### Prompt
Print out the entries below with no edits.

### Data shown
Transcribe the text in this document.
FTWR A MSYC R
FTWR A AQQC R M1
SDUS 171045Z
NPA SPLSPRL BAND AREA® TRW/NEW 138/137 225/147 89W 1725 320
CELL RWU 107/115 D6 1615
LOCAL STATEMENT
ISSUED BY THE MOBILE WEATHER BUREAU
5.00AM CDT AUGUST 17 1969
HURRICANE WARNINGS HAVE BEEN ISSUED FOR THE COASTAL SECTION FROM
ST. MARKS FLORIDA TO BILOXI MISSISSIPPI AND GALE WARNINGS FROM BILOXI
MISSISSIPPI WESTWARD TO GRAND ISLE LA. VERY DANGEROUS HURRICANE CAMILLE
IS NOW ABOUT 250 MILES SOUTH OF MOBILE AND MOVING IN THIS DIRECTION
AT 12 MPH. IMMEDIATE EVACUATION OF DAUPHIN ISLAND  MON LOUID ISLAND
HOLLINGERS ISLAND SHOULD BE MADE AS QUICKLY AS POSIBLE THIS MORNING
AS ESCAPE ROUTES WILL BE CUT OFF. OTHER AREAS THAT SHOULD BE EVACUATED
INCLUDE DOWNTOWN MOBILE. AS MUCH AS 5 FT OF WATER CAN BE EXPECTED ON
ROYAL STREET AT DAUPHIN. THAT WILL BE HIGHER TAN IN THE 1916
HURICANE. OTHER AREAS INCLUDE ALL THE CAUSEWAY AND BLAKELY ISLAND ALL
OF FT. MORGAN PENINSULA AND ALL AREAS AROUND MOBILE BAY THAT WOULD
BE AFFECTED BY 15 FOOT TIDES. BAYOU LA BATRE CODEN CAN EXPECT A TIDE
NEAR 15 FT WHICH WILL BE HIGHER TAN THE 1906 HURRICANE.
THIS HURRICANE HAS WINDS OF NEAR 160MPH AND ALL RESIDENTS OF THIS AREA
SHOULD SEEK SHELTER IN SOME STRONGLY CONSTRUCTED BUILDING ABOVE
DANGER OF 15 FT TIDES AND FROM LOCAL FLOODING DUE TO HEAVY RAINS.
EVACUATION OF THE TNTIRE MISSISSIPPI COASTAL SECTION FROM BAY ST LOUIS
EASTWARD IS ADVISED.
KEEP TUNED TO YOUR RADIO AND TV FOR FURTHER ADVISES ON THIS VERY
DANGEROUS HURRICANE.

### Expected output
Transcribe the text in this document.
FTWR A MSYC R
FTWR A AQQC R M1
SDUS 171045Z
NPA SPLSPRL BAND AREA® TRW/NEW 138/137 225/147 89W 1725 320
CELL RWU 107/115 D6 1615
LOCAL STATEMENT
ISSUED BY THE MOBILE WEATHER BUREAU
5.00AM CDT AUGUST 17 1969
HURRICANE WARNINGS HAVE BEEN ISSUED FOR THE COASTAL SECTION FROM
ST. MARKS FLORIDA TO BILOXI MISSISSIPPI AND GALE WARNINGS FROM BILOXI
MISSISSIPPI WESTWARD TO GRAND ISLE LA. VERY DANGEROUS HURRICANE CAMILLE
IS NOW ABOUT 250 MILES SOUTH OF MOBILE AND MOVING IN THIS DIRECTION
AT 12 MPH. IMMEDIATE EVACUATION OF DAUPHIN ISLAND  MON LOUID ISLAND
HOLLINGERS ISLAND SHOULD BE MADE AS QUICKLY AS POSIBLE THIS MORNING
AS ESCAPE ROUTES WILL BE CUT OFF. OTHER AREAS THAT SHOULD BE EVACUATED
INCLUDE DOWNTOWN MOBILE. AS MUCH AS 5 FT OF WATER CAN BE EXPECTED ON
ROYAL STREET AT DAUPHIN. THAT WILL BE HIGHER TAN IN THE 1916
HURICANE. OTHER AREAS INCLUDE ALL THE CAUSEWAY AND BLAKELY ISLAND ALL
OF FT. MORGAN PENINSULA AND ALL AREAS AROUND MOBILE BAY THAT WOULD
BE AFFECTED BY 15 FOOT TIDES. BAYOU LA BATRE CODEN CAN EXPECT A TIDE
NEAR 15 FT WHICH WILL BE HIGHER TAN THE 1906 HURRICANE.
THIS HURRICANE HAS WINDS OF NEAR 160MPH AND ALL RESIDENTS OF THIS AREA
SHOULD SEEK SHELTER IN SOME STRONGLY CONSTRUCTED BUILDING ABOVE
DANGER OF 15 FT TIDES AND FROM LOCAL FLOODING DUE TO HEAVY RAINS.
EVACUATION OF THE TNTIRE MISSISSIPPI COASTAL SECTION FROM BAY ST LOUIS
EASTWARD IS ADVISED.
KEEP TUNED TO YOUR RADIO AND TV FOR FURTHER ADVISES ON THIS VERY
DANGEROUS HURRICANE.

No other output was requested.